====== Records for this task

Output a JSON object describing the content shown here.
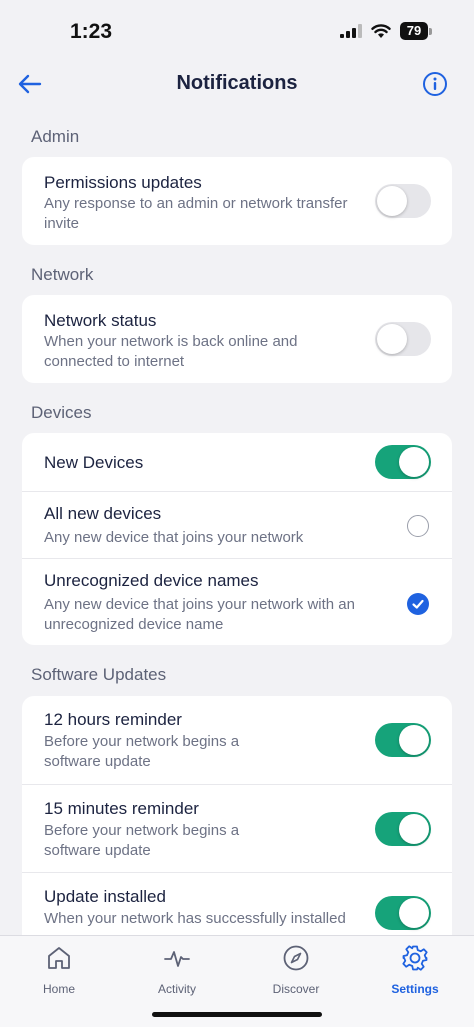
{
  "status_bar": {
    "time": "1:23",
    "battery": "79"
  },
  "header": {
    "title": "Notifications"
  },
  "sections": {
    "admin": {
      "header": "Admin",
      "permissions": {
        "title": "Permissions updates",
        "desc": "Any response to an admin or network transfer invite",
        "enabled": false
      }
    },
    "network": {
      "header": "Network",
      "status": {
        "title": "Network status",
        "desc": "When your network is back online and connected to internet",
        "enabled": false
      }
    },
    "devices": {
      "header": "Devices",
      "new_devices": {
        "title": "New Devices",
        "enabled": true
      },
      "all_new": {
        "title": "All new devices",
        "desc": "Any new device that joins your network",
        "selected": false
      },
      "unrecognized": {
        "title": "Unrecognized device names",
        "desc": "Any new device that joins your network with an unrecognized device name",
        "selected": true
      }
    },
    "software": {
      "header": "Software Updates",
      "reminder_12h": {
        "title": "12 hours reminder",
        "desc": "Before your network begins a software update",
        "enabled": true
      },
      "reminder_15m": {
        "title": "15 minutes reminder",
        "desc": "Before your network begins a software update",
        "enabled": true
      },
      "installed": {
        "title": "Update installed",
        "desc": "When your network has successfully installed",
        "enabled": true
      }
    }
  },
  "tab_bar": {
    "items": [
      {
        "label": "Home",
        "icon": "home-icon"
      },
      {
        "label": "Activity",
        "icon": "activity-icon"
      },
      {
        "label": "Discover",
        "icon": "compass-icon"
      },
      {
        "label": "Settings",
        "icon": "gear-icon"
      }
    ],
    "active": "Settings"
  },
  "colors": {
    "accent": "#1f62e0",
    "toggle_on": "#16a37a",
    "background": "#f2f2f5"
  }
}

============
====== Records for this task

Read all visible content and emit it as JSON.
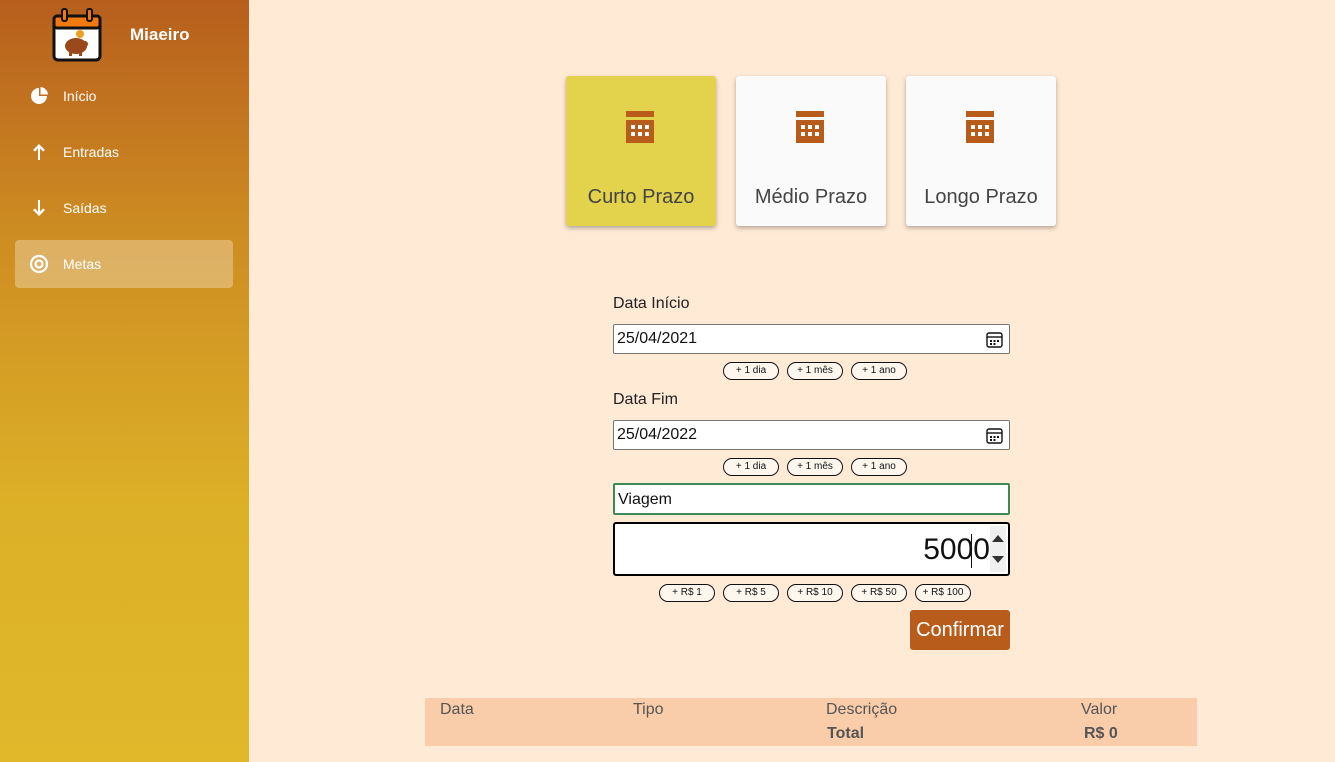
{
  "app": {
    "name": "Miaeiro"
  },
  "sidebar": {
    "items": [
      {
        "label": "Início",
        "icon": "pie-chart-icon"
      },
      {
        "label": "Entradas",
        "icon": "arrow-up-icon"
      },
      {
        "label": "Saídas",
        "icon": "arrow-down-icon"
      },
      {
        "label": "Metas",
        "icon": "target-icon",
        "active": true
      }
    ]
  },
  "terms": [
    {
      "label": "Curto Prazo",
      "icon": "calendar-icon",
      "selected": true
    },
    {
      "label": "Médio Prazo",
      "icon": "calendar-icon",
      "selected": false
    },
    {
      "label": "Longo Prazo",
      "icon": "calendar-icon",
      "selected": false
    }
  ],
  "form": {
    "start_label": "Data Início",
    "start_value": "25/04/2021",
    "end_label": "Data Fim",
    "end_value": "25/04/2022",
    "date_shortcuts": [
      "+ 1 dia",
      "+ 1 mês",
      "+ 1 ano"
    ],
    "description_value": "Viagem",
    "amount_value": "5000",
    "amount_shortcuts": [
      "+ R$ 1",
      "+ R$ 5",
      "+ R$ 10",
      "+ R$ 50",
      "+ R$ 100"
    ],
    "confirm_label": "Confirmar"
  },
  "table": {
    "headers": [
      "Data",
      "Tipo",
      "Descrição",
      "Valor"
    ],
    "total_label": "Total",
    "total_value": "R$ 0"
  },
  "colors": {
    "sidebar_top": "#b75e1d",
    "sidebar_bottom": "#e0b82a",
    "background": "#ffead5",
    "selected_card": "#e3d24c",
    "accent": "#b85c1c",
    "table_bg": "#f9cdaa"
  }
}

============
====== Records for this task

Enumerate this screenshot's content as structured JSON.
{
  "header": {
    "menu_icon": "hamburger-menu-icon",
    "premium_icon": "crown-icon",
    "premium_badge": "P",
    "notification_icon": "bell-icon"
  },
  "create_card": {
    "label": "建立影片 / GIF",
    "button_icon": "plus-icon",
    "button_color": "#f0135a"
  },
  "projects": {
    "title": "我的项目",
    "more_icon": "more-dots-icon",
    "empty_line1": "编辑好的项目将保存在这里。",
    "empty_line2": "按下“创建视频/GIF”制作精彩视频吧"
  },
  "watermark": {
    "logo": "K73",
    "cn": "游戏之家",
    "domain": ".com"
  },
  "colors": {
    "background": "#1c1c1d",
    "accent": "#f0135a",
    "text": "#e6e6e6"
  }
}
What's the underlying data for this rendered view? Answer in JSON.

============

The lines to be given again exactly are those from the one containing "Enumerate this screenshot's" up to and including the one containing "What's the underlying".

Enumerate this screenshot's content as structured JSON.
{
  "header": {
    "menu_icon": "hamburger-menu-icon",
    "premium_icon": "crown-icon",
    "premium_badge": "P",
    "notification_icon": "bell-icon"
  },
  "create_card": {
    "label": "建立影片 / GIF",
    "button_icon": "plus-icon",
    "button_color": "#f0135a"
  },
  "projects": {
    "title": "我的项目",
    "more_icon": "more-dots-icon",
    "empty_line1": "编辑好的项目将保存在这里。",
    "empty_line2": "按下“创建视频/GIF”制作精彩视频吧"
  },
  "watermark": {
    "logo": "K73",
    "cn": "游戏之家",
    "domain": ".com"
  },
  "colors": {
    "background": "#1c1c1d",
    "accent": "#f0135a",
    "text": "#e6e6e6"
  }
}
What's the underlying data for this rendered view? Answer in JSON.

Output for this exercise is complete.